● THE TASK: Only the lines from the one containing "What text is on this page?" through the final line of the material below should be output, exactly as they stand.

● RECORDS SHOWN:
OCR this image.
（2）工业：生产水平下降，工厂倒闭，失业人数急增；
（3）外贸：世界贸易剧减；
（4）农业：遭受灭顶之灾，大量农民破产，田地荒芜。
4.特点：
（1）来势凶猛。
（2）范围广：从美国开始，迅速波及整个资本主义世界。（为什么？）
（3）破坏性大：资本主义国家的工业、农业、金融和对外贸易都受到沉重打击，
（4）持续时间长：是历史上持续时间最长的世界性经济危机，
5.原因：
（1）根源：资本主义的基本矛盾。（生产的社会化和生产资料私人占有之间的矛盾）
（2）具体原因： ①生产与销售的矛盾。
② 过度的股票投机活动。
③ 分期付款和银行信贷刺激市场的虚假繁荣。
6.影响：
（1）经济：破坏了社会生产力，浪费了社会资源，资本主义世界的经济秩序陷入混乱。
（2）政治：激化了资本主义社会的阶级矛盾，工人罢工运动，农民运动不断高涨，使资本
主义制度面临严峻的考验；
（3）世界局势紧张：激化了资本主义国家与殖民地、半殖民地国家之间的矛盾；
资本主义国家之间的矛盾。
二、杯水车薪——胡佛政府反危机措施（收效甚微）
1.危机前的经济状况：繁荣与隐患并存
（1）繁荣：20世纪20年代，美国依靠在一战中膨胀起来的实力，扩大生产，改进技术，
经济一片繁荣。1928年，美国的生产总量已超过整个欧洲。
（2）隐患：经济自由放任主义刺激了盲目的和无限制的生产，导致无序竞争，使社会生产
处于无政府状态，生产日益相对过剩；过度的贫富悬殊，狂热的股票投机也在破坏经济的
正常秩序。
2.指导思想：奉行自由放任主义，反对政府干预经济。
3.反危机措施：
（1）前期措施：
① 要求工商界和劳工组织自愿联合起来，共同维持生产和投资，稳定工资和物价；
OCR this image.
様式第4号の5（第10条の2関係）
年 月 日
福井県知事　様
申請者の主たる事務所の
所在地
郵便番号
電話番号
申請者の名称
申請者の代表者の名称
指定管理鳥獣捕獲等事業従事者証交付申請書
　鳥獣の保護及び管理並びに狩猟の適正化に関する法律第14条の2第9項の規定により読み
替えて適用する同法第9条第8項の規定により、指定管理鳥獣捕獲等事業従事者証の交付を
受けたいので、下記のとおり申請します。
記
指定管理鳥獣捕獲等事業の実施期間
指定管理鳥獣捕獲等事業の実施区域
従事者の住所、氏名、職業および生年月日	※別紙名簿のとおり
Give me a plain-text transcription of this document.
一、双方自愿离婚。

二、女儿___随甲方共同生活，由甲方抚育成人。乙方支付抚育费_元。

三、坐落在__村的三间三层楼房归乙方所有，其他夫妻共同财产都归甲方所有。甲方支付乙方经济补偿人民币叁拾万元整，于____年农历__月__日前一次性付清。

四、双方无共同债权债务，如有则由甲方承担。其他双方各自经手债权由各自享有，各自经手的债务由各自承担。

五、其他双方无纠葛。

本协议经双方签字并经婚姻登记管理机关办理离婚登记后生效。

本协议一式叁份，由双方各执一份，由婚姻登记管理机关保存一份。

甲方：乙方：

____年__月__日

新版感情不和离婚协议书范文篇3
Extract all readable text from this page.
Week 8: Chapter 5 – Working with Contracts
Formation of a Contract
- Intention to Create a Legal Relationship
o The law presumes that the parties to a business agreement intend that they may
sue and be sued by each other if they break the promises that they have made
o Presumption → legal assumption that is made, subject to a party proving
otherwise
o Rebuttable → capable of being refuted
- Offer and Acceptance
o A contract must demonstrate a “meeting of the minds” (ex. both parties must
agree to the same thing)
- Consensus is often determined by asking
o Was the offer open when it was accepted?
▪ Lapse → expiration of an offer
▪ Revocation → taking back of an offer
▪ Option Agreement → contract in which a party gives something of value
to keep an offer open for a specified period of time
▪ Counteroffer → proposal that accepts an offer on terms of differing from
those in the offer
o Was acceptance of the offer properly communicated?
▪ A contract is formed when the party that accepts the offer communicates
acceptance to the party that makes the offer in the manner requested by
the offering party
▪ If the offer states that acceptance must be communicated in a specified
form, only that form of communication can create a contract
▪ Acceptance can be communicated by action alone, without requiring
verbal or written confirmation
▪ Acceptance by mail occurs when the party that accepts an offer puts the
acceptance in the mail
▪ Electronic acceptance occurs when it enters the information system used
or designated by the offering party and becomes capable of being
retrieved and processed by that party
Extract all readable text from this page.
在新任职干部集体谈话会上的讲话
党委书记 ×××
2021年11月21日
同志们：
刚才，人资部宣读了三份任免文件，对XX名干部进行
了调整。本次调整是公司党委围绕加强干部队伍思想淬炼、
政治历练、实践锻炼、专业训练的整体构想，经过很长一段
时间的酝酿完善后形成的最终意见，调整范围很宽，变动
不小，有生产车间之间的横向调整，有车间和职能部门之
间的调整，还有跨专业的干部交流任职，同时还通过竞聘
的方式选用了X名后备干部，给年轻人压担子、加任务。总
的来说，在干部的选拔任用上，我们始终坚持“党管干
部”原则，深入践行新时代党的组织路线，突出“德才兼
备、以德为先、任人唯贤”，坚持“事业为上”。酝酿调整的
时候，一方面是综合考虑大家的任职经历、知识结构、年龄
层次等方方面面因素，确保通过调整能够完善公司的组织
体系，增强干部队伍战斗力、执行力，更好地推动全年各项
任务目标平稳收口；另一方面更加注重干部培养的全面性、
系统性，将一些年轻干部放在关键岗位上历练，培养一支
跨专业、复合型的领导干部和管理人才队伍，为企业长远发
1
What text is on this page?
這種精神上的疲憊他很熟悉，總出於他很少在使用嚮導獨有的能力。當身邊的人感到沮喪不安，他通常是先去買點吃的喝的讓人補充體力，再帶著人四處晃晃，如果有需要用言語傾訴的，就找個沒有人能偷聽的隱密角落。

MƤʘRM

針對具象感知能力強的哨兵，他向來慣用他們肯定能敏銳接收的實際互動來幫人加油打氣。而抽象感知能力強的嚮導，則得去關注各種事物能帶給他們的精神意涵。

● IN RESPONSE:
What text is on this page?
這種精神上的疲憊他很熟悉，總出於他很少在使用嚮導獨有的能力。當身邊的人感到沮喪不安，他通常是先去買點吃的喝的讓人補充體力，再帶著人四處晃晃，如果有需要用言語傾訴的，就找個沒有人能偷聽的隱密角落。

MƤʘRM

針對具象感知能力強的哨兵，他向來慣用他們肯定能敏銳接收的實際互動來幫人加油打氣。而抽象感知能力強的嚮導，則得去關注各種事物能帶給他們的精神意涵。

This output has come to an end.